▸ Problem description: Where does the string "ylabel" appear in the records? Copy every line that contains it.

Figure record extracts:
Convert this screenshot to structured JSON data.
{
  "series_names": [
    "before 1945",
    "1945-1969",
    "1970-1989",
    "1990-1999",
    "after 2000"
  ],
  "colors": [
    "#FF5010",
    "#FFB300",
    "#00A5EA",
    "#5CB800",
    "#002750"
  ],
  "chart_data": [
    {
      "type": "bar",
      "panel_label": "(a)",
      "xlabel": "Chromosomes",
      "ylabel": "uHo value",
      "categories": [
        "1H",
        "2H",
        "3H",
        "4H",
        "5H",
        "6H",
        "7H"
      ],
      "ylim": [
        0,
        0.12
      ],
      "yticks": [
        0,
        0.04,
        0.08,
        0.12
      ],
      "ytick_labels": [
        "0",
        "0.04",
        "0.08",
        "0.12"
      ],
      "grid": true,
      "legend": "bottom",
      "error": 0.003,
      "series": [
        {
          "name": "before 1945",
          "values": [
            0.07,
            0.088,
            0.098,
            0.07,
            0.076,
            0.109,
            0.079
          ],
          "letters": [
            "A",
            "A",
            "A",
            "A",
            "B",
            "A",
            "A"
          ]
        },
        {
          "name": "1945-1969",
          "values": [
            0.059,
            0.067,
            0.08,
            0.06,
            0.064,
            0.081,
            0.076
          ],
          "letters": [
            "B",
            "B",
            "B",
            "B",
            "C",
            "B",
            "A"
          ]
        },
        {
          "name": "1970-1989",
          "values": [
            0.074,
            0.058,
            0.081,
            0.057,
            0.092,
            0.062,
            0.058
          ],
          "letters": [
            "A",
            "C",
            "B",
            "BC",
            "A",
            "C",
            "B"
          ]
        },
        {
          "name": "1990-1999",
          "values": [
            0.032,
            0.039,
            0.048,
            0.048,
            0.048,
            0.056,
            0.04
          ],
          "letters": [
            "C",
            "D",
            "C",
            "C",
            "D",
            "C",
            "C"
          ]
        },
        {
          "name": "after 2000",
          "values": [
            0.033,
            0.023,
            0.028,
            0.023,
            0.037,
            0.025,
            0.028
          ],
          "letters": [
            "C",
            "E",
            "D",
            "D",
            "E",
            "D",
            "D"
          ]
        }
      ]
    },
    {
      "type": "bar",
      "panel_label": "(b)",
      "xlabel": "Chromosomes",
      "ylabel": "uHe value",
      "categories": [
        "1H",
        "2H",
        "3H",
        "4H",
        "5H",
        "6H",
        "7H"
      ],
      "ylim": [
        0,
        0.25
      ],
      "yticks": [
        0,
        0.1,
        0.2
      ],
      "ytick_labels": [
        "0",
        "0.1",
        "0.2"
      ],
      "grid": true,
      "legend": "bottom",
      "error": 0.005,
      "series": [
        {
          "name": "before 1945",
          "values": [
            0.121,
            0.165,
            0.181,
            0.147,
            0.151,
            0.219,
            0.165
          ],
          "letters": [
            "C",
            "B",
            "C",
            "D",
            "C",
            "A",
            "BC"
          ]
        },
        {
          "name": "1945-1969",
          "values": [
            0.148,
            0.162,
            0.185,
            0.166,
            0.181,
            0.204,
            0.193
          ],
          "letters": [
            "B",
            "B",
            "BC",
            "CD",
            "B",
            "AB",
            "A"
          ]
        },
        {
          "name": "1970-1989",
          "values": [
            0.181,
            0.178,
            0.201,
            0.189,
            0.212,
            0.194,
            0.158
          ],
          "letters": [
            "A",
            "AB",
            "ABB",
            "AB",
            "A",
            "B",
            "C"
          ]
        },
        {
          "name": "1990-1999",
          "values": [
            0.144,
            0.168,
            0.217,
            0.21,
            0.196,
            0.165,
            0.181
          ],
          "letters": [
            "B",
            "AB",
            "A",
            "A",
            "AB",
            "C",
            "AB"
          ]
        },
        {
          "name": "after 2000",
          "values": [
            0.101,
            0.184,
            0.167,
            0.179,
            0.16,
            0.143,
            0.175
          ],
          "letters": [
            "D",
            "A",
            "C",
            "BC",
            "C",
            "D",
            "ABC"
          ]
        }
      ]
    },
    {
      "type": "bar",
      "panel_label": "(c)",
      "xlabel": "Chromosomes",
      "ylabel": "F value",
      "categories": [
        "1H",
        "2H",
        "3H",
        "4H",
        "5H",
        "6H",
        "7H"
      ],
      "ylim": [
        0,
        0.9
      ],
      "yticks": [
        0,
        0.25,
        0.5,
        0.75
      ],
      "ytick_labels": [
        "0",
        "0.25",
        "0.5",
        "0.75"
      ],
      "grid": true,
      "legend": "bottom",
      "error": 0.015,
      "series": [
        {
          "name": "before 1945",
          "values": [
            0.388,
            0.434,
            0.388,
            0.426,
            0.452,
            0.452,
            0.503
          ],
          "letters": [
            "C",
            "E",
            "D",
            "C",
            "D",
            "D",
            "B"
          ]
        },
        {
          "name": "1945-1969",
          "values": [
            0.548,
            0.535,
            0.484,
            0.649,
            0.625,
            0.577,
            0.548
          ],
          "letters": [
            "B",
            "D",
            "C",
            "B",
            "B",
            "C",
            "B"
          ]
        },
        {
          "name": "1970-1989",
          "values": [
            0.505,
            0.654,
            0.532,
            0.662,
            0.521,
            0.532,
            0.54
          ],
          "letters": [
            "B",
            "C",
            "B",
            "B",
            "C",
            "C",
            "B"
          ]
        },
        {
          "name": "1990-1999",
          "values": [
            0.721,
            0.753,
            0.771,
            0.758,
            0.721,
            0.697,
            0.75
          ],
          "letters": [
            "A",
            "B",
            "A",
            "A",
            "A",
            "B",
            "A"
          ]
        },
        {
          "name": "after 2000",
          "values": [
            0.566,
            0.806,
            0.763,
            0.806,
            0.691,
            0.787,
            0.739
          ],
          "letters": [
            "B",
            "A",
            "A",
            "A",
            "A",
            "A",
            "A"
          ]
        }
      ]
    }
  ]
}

▸ Solution to the problem:
      "ylabel": "uHo value",
      "ylabel": "uHe value",
      "ylabel": "F value",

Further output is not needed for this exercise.